**SET PROBLEM 1**. In the job-costing excerpt, how many cornets does job number C40 consist of?
**SET PROBLEM 2**. Quote the job-costing excerpt word for word, starting with "- An analysis" and going on through "amounted to $12,000.".

**TEXT EXCERPT**.
========
Budgeted total manufacturing overhead $426,300
Budgeted total direct-labor hours (based on practical capacity) 20,300
During March, the firm worked on the following two production jobs:
Job number T81, consisting of 76 trombones
Job number C40, consisting of 110 cornets
The events of March are described as follows:
- One thousand square feet of rolled brass sheet metal were purchased on account for $5,000. b. Four hundred pounds of brass tubing were purchased on account for $4,000.
c. The following requisitions were submitted on March 5:
Requisition number 112: 250 square feet of brass sheet metal at $5 per square foot (for job number T81)
Requisition number 113: 1,000 pounds of brass tubing, at $10 per pound (for job number C40)
Requisition number 114: 10 gallons of valve lubricant, at $10 per gallon
All brass used in production is treated as direct material. Valve lubricant is an indirect material.
- An analysis of labor time cards revealed the following labor usage for March.
Direct labor: Job number T81, 800 hours at $20 per hour
Direct labor: Job number C40, 900 hours at $20 per hour
Indirect labor: General factory cleanup, $4,000
Indirect labor: Factory supervisory salaries, $9,000
- Depreciation of the factory building and equipment during March amounted to $12,000.
========
**RAW DATA**.
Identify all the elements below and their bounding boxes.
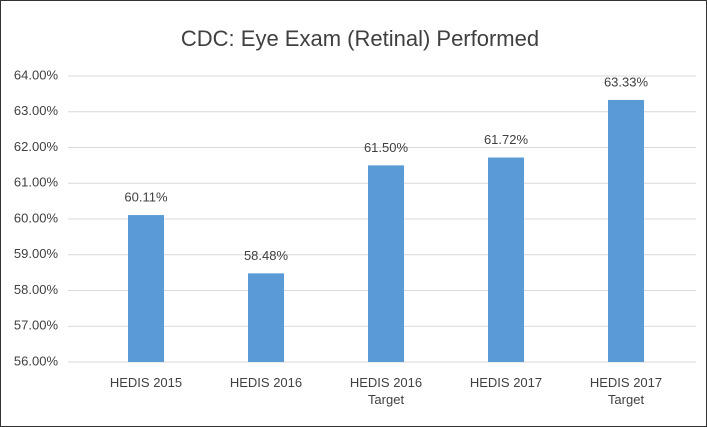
========
**PROBLEM SOLUTION 1**. 110 cornets.

**PROBLEM SOLUTION 2**.
- An analysis of labor time cards revealed the following labor usage for March.
Direct labor: Job number T81, 800 hours at $20 per hour
Direct labor: Job number C40, 900 hours at $20 per hour
Indirect labor: General factory cleanup, $4,000
Indirect labor: Factory supervisory salaries, $9,000
- Depreciation of the factory building and equipment during March amounted to $12,000.